#### Data yang Ditampilkan:

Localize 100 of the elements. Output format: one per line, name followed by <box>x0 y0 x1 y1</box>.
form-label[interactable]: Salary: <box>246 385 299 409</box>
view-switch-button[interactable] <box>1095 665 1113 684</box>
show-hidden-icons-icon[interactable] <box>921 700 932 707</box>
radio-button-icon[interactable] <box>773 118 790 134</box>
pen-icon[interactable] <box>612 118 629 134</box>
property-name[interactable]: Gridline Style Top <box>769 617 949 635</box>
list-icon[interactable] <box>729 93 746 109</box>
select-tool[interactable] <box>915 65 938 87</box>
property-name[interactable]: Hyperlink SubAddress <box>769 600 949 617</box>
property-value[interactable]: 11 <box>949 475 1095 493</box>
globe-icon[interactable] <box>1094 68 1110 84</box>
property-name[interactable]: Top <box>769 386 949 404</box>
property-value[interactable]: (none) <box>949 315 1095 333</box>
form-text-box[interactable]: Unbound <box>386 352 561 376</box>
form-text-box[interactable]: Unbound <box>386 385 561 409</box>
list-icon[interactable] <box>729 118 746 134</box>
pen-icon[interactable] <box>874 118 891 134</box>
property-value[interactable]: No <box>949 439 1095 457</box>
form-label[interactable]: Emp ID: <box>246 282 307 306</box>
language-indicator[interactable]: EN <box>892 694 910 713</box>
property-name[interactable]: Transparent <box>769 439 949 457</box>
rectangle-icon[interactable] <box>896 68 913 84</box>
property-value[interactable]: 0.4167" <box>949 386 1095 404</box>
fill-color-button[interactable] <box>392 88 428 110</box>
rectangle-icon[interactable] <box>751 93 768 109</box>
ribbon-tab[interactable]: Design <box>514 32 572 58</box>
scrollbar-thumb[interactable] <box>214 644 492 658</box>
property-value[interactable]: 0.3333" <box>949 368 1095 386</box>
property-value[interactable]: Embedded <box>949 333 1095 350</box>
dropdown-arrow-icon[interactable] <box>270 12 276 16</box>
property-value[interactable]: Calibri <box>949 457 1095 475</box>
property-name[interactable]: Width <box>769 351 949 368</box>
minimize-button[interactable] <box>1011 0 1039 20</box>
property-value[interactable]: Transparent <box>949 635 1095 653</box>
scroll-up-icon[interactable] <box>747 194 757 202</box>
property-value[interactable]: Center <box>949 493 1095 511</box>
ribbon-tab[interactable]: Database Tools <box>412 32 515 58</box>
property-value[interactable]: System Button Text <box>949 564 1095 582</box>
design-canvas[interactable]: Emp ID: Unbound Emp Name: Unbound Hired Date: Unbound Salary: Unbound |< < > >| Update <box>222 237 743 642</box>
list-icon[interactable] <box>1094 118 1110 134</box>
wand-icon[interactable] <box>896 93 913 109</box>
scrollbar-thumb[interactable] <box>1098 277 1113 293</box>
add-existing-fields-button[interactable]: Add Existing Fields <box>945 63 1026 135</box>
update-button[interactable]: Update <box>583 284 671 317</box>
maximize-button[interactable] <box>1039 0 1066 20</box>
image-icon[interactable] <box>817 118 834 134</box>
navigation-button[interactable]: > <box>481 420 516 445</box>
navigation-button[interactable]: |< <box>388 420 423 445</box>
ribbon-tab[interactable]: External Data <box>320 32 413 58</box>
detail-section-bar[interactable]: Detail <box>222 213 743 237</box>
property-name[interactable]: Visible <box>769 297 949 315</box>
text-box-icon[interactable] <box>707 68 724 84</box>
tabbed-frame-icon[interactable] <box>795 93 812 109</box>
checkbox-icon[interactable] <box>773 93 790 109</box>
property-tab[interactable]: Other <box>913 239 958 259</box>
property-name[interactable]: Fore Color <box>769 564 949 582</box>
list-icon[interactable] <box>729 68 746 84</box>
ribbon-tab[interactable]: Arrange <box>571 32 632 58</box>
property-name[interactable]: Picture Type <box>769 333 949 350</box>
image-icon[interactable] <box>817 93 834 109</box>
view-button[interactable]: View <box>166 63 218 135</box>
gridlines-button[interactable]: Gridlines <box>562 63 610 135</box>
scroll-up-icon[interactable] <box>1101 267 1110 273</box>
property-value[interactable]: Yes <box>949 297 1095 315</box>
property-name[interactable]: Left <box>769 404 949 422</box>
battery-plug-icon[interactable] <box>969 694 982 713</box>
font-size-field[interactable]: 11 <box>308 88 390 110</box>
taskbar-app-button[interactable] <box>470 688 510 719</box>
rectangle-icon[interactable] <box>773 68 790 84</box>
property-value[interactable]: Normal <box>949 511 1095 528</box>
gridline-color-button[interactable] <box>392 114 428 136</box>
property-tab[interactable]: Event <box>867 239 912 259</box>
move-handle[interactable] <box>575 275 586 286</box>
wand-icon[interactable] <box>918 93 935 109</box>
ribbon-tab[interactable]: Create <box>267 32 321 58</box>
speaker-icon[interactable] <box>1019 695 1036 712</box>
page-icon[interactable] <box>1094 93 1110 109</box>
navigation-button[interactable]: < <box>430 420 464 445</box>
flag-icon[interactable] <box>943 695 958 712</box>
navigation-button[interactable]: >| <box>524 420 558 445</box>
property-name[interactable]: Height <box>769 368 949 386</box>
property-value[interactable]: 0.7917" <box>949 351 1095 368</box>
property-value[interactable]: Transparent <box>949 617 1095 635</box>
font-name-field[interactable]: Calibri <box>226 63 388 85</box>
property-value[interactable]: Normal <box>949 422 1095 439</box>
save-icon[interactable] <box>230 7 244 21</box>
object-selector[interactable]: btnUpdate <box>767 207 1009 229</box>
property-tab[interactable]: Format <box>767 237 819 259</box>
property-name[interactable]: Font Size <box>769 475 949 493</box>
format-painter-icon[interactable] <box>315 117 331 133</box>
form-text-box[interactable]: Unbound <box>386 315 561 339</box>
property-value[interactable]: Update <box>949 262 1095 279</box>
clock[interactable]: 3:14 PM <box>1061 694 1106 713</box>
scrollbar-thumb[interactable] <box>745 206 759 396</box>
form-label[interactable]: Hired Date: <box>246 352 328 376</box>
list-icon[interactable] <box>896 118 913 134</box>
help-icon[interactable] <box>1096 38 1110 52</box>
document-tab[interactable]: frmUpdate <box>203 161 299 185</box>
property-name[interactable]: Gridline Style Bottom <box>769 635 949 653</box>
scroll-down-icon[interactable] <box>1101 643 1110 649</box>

#### Petunjuk Latihan:
Sajikan baris-baris materi dari baris pertama sampai baris yang memuat "property-name[interactable]: Hyperlink SubAddress", keduanya termasuk, sebagai tabel Markdown berkolom No. dan Teks, tanpa baris kosong.

#### Jawaban:
| No. | Teks |
|---|---|
| 1 | Localize 100 of the elements. Output format: one per line, name followed by <box>x0 y0 x1 y1</box>. |
| 2 | form-label[interactable]: Salary: <box>246 385 299 409</box> |
| 3 | view-switch-button[interactable] <box>1095 665 1113 684</box> |
| 4 | show-hidden-icons-icon[interactable] <box>921 700 932 707</box> |
| 5 | radio-button-icon[interactable] <box>773 118 790 134</box> |
| 6 | pen-icon[interactable] <box>612 118 629 134</box> |
| 7 | property-name[interactable]: Gridline Style Top <box>769 617 949 635</box> |
| 8 | list-icon[interactable] <box>729 93 746 109</box> |
| 9 | select-tool[interactable] <box>915 65 938 87</box> |
| 10 | property-name[interactable]: Hyperlink SubAddress <box>769 600 949 617</box> |